* **PROBLEM TO SOLVE**:
All of the data must be printed exactly; please include every line.

* **RECORDS SHOWN**:
|---|

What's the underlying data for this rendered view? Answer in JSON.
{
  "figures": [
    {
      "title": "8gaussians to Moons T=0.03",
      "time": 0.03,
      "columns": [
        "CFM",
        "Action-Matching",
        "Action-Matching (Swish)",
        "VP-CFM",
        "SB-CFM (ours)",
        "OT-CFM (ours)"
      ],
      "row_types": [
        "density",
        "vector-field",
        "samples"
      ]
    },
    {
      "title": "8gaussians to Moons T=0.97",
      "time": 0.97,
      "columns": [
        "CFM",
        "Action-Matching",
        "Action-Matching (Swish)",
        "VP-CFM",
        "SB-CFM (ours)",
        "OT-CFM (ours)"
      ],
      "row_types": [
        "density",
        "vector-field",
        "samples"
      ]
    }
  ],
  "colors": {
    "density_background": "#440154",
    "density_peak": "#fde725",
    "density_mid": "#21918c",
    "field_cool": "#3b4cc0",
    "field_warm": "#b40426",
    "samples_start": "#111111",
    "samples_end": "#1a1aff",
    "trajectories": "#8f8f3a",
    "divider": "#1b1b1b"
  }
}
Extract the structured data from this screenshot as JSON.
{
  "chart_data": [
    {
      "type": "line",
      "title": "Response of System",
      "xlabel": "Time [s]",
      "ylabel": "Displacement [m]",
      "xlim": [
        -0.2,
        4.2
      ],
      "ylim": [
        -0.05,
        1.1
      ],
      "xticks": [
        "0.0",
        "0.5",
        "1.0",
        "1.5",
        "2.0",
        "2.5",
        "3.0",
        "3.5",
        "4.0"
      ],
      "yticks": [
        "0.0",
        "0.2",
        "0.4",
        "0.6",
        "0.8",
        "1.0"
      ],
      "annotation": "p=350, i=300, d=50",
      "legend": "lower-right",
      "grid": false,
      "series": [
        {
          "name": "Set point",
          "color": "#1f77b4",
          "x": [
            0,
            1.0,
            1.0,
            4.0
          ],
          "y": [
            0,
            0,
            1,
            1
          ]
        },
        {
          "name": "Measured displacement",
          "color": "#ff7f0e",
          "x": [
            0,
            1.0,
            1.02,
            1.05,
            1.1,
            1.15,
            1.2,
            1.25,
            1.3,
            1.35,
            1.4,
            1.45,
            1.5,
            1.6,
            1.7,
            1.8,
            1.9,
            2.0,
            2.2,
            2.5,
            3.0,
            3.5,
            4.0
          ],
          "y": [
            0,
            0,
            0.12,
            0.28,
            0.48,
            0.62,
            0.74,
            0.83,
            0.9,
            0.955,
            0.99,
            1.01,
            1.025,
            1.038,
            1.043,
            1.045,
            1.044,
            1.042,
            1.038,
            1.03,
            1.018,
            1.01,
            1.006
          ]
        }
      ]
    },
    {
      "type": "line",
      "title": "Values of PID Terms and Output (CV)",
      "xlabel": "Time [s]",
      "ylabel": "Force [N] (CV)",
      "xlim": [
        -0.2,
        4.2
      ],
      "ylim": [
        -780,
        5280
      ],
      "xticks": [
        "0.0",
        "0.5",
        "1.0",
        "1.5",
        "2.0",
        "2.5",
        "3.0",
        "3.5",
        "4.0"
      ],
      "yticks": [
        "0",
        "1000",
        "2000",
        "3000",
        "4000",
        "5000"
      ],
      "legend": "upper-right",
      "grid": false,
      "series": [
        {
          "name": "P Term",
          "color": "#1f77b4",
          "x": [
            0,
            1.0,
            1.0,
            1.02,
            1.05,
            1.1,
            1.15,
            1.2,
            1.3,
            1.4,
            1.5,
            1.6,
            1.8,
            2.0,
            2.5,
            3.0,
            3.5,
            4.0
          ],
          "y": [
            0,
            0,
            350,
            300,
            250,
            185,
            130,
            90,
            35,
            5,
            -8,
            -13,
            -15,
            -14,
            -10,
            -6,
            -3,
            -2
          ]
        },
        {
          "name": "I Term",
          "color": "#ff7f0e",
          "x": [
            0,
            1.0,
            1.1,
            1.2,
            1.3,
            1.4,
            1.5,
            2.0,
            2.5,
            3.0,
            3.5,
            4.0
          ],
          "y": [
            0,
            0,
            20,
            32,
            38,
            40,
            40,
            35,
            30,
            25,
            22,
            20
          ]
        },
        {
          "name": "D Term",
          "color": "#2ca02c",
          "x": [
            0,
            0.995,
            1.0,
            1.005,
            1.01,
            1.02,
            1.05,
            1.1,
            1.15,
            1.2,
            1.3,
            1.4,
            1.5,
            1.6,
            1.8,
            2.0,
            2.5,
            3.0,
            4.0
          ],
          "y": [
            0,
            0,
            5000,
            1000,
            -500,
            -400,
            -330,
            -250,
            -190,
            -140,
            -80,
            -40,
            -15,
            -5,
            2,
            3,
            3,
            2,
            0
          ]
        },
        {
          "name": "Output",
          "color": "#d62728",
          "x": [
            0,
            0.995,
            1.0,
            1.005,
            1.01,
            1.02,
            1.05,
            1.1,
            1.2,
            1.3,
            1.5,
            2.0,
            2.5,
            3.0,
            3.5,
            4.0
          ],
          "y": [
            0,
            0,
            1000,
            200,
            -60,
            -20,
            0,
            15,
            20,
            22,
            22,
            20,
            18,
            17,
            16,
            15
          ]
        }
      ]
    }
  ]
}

|---|

* **WRITTEN REPLY**:
What's the underlying data for this rendered view? Answer in JSON.
{
  "figures": [
    {
      "title": "8gaussians to Moons T=0.03",
      "time": 0.03,
      "columns": [
        "CFM",
        "Action-Matching",
        "Action-Matching (Swish)",
        "VP-CFM",
        "SB-CFM (ours)",
        "OT-CFM (ours)"
      ],
      "row_types": [
        "density",
        "vector-field",
        "samples"
      ]
    },
    {
      "title": "8gaussians to Moons T=0.97",
      "time": 0.97,
      "columns": [
        "CFM",
        "Action-Matching",
        "Action-Matching (Swish)",
        "VP-CFM",
        "SB-CFM (ours)",
        "OT-CFM (ours)"
      ],
      "row_types": [
        "density",
        "vector-field",
        "samples"
      ]
    }
  ],
  "colors": {
    "density_background": "#440154",
    "density_peak": "#fde725",
    "density_mid": "#21918c",
    "field_cool": "#3b4cc0",
    "field_warm": "#b40426",
    "samples_start": "#111111",
    "samples_end": "#1a1aff",
    "trajectories": "#8f8f3a",
    "divider": "#1b1b1b"
  }
}
Extract the structured data from this screenshot as JSON.
{
  "chart_data": [
    {
      "type": "line",
      "title": "Response of System",
      "xlabel": "Time [s]",
      "ylabel": "Displacement [m]",
      "xlim": [
        -0.2,
        4.2
      ],
      "ylim": [
        -0.05,
        1.1
      ],
      "xticks": [
        "0.0",
        "0.5",
        "1.0",
        "1.5",
        "2.0",
        "2.5",
        "3.0",
        "3.5",
        "4.0"
      ],
      "yticks": [
        "0.0",
        "0.2",
        "0.4",
        "0.6",
        "0.8",
        "1.0"
      ],
      "annotation": "p=350, i=300, d=50",
      "legend": "lower-right",
      "grid": false,
      "series": [
        {
          "name": "Set point",
          "color": "#1f77b4",
          "x": [
            0,
            1.0,
            1.0,
            4.0
          ],
          "y": [
            0,
            0,
            1,
            1
          ]
        },
        {
          "name": "Measured displacement",
          "color": "#ff7f0e",
          "x": [
            0,
            1.0,
            1.02,
            1.05,
            1.1,
            1.15,
            1.2,
            1.25,
            1.3,
            1.35,
            1.4,
            1.45,
            1.5,
            1.6,
            1.7,
            1.8,
            1.9,
            2.0,
            2.2,
            2.5,
            3.0,
            3.5,
            4.0
          ],
          "y": [
            0,
            0,
            0.12,
            0.28,
            0.48,
            0.62,
            0.74,
            0.83,
            0.9,
            0.955,
            0.99,
            1.01,
            1.025,
            1.038,
            1.043,
            1.045,
            1.044,
            1.042,
            1.038,
            1.03,
            1.018,
            1.01,
            1.006
          ]
        }
      ]
    },
    {
      "type": "line",
      "title": "Values of PID Terms and Output (CV)",
      "xlabel": "Time [s]",
      "ylabel": "Force [N] (CV)",
      "xlim": [
        -0.2,
        4.2
      ],
      "ylim": [
        -780,
        5280
      ],
      "xticks": [
        "0.0",
        "0.5",
        "1.0",
        "1.5",
        "2.0",
        "2.5",
        "3.0",
        "3.5",
        "4.0"
      ],
      "yticks": [
        "0",
        "1000",
        "2000",
        "3000",
        "4000",
        "5000"
      ],
      "legend": "upper-right",
      "grid": false,
      "series": [
        {
          "name": "P Term",
          "color": "#1f77b4",
          "x": [
            0,
            1.0,
            1.0,
            1.02,
            1.05,
            1.1,
            1.15,
            1.2,
            1.3,
            1.4,
            1.5,
            1.6,
            1.8,
            2.0,
            2.5,
            3.0,
            3.5,
            4.0
          ],
          "y": [
            0,
            0,
            350,
            300,
            250,
            185,
            130,
            90,
            35,
            5,
            -8,
            -13,
            -15,
            -14,
            -10,
            -6,
            -3,
            -2
          ]
        },
        {
          "name": "I Term",
          "color": "#ff7f0e",
          "x": [
            0,
            1.0,
            1.1,
            1.2,
            1.3,
            1.4,
            1.5,
            2.0,
            2.5,
            3.0,
            3.5,
            4.0
          ],
          "y": [
            0,
            0,
            20,
            32,
            38,
            40,
            40,
            35,
            30,
            25,
            22,
            20
          ]
        },
        {
          "name": "D Term",
          "color": "#2ca02c",
          "x": [
            0,
            0.995,
            1.0,
            1.005,
            1.01,
            1.02,
            1.05,
            1.1,
            1.15,
            1.2,
            1.3,
            1.4,
            1.5,
            1.6,
            1.8,
            2.0,
            2.5,
            3.0,
            4.0
          ],
          "y": [
            0,
            0,
            5000,
            1000,
            -500,
            -400,
            -330,
            -250,
            -190,
            -140,
            -80,
            -40,
            -15,
            -5,
            2,
            3,
            3,
            2,
            0
          ]
        },
        {
          "name": "Output",
          "color": "#d62728",
          "x": [
            0,
            0.995,
            1.0,
            1.005,
            1.01,
            1.02,
            1.05,
            1.1,
            1.2,
            1.3,
            1.5,
            2.0,
            2.5,
            3.0,
            3.5,
            4.0
          ],
          "y": [
            0,
            0,
            1000,
            200,
            -60,
            -20,
            0,
            15,
            20,
            22,
            22,
            20,
            18,
            17,
            16,
            15
          ]
        }
      ]
    }
  ]
}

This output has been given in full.